# Start of RECORDS FOR THE EXERCISE

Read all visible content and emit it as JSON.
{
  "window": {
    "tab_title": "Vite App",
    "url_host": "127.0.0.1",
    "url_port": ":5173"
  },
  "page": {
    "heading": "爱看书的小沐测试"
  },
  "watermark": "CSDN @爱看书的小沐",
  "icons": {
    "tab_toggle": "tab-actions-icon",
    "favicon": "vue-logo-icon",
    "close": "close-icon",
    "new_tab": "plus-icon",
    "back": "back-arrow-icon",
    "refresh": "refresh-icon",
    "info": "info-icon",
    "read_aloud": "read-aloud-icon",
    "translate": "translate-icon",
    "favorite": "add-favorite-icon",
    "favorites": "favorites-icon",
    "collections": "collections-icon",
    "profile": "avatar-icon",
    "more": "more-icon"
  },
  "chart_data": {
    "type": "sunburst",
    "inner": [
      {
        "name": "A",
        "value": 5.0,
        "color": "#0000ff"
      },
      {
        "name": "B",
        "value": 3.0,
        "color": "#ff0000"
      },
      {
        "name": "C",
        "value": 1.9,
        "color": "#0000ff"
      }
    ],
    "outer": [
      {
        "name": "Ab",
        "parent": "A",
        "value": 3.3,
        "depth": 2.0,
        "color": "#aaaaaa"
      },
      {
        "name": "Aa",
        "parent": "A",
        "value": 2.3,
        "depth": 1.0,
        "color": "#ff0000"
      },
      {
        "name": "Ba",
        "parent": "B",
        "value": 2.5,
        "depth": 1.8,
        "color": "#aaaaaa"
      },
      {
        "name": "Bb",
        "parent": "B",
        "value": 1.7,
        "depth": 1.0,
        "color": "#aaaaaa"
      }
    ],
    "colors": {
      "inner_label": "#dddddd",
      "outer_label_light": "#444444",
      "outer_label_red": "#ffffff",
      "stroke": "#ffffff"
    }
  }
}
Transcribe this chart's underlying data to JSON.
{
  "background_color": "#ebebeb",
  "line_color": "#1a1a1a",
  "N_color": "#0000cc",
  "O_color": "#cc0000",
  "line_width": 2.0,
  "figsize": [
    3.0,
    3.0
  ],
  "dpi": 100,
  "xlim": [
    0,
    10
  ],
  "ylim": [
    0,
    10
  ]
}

# End of RECORDS FOR THE EXERCISE

→ **GIVEN PROBLEM**:
Everything from the line with "Transcribe this chart's" to the end of the listing above needs to be duplicated exactly, both end lines included, with nothing more.

→ **OUTPUT OF THE EXERCISE**:
Transcribe this chart's underlying data to JSON.
{
  "background_color": "#ebebeb",
  "line_color": "#1a1a1a",
  "N_color": "#0000cc",
  "O_color": "#cc0000",
  "line_width": 2.0,
  "figsize": [
    3.0,
    3.0
  ],
  "dpi": 100,
  "xlim": [
    0,
    10
  ],
  "ylim": [
    0,
    10
  ]
}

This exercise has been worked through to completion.